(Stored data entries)
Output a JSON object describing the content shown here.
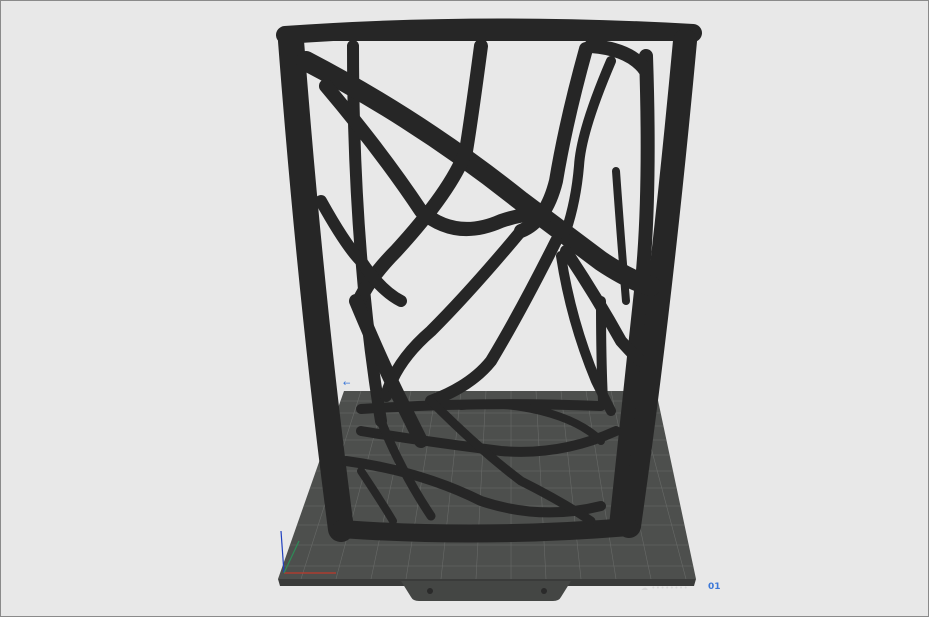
{
  "viewport": {
    "background": "#e8e8e8",
    "border_color": "#8a8a8a"
  },
  "model": {
    "name": "voronoi-lattice-vase",
    "color": "#262626"
  },
  "build_plate": {
    "color": "#4d4f4d",
    "grid_color": "#6a6c6a",
    "label": "☁ ••••••••",
    "plate_number": "01",
    "corner_mark": "←"
  },
  "axes": {
    "x_color": "#c0392b",
    "y_color": "#2e8b57",
    "z_color": "#1f3fbf"
  }
}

SET PROBLEM — Write out the full listing verbatim, excluding its pictures.

REPLY TO THE TASK —
Output a JSON object describing the content shown here.
{
  "viewport": {
    "background": "#e8e8e8",
    "border_color": "#8a8a8a"
  },
  "model": {
    "name": "voronoi-lattice-vase",
    "color": "#262626"
  },
  "build_plate": {
    "color": "#4d4f4d",
    "grid_color": "#6a6c6a",
    "label": "☁ ••••••••",
    "plate_number": "01",
    "corner_mark": "←"
  },
  "axes": {
    "x_color": "#c0392b",
    "y_color": "#2e8b57",
    "z_color": "#1f3fbf"
  }
}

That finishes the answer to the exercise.